-- Saved entries --
******************************
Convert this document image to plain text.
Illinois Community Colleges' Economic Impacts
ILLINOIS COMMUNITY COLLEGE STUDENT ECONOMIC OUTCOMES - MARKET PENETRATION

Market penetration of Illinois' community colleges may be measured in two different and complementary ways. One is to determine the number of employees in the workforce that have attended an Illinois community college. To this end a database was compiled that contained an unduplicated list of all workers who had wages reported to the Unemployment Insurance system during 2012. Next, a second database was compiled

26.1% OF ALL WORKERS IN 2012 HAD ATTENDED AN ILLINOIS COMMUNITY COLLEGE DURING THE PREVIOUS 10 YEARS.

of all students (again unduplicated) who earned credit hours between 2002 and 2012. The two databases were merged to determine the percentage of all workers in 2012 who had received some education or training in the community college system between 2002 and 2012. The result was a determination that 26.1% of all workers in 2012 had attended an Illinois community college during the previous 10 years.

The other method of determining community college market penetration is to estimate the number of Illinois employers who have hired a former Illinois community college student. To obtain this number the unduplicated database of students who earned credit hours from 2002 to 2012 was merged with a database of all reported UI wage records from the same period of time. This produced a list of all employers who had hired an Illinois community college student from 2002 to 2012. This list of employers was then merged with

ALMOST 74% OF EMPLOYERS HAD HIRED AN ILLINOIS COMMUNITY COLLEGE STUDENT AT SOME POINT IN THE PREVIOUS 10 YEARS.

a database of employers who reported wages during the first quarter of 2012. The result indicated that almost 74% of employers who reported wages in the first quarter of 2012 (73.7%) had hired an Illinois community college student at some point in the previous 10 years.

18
******************************
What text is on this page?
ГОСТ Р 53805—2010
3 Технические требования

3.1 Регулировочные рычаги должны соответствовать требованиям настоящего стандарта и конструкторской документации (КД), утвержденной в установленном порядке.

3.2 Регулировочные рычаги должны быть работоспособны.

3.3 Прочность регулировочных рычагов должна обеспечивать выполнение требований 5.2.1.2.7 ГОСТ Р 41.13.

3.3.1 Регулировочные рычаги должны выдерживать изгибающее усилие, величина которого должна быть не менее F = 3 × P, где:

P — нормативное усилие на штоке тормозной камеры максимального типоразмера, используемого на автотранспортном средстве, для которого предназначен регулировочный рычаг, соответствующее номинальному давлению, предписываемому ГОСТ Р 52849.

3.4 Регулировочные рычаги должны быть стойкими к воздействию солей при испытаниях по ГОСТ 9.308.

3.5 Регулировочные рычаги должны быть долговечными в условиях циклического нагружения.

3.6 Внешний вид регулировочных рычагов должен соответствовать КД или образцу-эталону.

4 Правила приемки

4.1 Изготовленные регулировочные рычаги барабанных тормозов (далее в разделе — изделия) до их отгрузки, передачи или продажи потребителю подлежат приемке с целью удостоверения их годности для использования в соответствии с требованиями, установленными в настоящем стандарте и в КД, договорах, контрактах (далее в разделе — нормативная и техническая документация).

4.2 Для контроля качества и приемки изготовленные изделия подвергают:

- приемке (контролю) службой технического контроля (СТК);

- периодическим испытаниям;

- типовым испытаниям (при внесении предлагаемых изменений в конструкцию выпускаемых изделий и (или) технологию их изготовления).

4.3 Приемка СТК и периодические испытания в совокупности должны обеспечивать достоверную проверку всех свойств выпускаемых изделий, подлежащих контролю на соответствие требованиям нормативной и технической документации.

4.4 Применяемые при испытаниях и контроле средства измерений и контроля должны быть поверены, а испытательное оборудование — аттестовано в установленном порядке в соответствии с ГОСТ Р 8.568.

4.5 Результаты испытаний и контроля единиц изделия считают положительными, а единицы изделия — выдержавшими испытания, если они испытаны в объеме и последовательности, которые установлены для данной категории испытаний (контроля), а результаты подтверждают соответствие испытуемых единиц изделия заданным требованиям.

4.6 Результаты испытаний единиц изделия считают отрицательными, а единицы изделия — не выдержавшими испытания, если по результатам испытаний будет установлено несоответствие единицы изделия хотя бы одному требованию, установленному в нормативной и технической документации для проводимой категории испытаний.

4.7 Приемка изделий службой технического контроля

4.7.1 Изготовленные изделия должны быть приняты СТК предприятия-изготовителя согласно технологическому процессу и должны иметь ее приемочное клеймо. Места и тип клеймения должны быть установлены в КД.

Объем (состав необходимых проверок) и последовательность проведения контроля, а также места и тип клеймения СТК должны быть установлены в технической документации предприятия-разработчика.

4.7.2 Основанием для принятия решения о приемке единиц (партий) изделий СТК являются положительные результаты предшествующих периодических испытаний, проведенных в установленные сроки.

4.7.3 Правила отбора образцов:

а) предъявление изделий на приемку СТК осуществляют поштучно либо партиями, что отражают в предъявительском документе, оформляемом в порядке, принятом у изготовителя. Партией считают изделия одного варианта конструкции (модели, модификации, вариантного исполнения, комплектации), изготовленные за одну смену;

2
******************************
-- WHAT TO DO --
Pull out every line in the material above where "приемки" occurs.

-- FINISHED ANSWER --
4 Правила приемки
4.2 Для контроля качества и приемки изготовленные изделия подвергают:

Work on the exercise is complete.